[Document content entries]
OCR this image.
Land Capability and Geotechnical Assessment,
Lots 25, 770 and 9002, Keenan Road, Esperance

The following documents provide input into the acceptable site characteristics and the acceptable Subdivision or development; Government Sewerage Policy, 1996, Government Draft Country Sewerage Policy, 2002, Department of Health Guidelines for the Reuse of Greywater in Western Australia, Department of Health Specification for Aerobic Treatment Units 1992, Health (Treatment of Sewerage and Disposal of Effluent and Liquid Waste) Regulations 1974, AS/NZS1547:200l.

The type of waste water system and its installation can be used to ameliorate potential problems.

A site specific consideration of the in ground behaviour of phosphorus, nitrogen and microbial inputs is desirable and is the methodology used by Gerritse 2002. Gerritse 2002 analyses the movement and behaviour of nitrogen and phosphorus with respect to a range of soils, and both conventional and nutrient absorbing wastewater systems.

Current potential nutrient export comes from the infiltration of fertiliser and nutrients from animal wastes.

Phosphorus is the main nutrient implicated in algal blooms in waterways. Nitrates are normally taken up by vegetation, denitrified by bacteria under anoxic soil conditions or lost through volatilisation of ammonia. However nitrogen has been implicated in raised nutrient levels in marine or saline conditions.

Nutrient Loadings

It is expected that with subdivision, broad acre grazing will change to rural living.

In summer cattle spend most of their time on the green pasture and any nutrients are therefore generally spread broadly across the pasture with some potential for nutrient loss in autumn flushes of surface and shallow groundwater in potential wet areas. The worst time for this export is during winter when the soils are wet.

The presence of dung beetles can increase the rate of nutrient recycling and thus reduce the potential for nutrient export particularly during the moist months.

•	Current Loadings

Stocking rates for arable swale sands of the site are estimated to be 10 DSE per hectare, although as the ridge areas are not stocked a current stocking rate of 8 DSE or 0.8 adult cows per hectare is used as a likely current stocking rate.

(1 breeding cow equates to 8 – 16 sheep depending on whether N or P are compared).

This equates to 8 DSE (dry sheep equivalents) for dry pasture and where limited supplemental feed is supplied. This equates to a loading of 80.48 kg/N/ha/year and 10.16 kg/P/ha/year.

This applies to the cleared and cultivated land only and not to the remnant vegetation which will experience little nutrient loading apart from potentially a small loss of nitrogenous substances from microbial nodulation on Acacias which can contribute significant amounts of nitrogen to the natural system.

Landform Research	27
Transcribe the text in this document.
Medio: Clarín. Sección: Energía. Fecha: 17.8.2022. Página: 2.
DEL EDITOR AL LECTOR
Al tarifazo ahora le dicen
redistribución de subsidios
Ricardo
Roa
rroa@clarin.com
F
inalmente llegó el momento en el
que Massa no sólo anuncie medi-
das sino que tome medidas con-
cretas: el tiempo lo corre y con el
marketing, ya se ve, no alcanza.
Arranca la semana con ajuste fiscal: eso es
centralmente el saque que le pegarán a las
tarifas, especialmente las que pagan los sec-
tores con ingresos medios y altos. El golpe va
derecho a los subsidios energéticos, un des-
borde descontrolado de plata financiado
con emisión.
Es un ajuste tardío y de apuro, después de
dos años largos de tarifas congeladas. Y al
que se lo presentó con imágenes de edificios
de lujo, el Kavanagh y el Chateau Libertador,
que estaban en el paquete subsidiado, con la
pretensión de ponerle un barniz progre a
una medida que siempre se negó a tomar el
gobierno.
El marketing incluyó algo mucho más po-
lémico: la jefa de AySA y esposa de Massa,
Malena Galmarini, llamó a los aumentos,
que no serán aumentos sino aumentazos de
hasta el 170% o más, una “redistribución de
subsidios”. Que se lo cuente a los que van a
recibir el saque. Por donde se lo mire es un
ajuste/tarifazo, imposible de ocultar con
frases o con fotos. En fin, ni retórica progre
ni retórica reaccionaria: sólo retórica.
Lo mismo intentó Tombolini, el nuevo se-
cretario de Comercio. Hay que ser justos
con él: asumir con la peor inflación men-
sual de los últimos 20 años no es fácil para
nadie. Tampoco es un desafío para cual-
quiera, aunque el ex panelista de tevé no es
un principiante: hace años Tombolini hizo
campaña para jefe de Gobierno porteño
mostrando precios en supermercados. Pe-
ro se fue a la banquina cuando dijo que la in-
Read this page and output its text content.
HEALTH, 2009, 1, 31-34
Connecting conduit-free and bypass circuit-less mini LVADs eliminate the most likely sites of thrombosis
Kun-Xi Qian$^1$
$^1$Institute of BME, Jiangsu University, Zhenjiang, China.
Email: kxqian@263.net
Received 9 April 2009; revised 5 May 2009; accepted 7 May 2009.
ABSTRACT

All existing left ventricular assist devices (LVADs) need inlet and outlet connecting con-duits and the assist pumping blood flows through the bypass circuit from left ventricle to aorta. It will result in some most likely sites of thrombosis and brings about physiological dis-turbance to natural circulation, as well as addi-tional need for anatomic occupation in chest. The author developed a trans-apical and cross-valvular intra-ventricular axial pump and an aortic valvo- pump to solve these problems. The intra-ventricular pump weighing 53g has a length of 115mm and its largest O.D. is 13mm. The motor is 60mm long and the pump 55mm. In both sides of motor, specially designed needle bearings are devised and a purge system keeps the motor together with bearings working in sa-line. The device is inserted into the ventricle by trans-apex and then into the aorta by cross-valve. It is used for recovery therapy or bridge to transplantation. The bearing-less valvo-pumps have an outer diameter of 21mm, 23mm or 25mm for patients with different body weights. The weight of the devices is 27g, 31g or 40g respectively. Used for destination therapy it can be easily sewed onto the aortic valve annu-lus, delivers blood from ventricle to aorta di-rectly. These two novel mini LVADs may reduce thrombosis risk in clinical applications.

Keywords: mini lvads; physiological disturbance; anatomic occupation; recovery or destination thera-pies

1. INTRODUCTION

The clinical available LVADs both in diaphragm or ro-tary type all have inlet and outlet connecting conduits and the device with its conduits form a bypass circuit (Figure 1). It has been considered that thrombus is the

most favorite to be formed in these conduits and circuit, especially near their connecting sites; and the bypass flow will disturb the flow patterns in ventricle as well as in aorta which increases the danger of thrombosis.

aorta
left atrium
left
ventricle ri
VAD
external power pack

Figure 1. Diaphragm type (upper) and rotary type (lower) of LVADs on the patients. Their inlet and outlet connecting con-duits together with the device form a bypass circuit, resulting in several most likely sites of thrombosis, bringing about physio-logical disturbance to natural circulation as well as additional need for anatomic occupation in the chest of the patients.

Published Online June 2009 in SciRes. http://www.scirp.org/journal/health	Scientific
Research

Aim of the task:
Your task is to copy every line of the entries that contains the string "soils".

Response:
A site specific consideration of the in ground behaviour of phosphorus, nitrogen and microbial inputs is desirable and is the methodology used by Gerritse 2002. Gerritse 2002 analyses the movement and behaviour of nitrogen and phosphorus with respect to a range of soils, and both conventional and nutrient absorbing wastewater systems.
In summer cattle spend most of their time on the green pasture and any nutrients are therefore generally spread broadly across the pasture with some potential for nutrient loss in autumn flushes of surface and shallow groundwater in potential wet areas. The worst time for this export is during winter when the soils are wet.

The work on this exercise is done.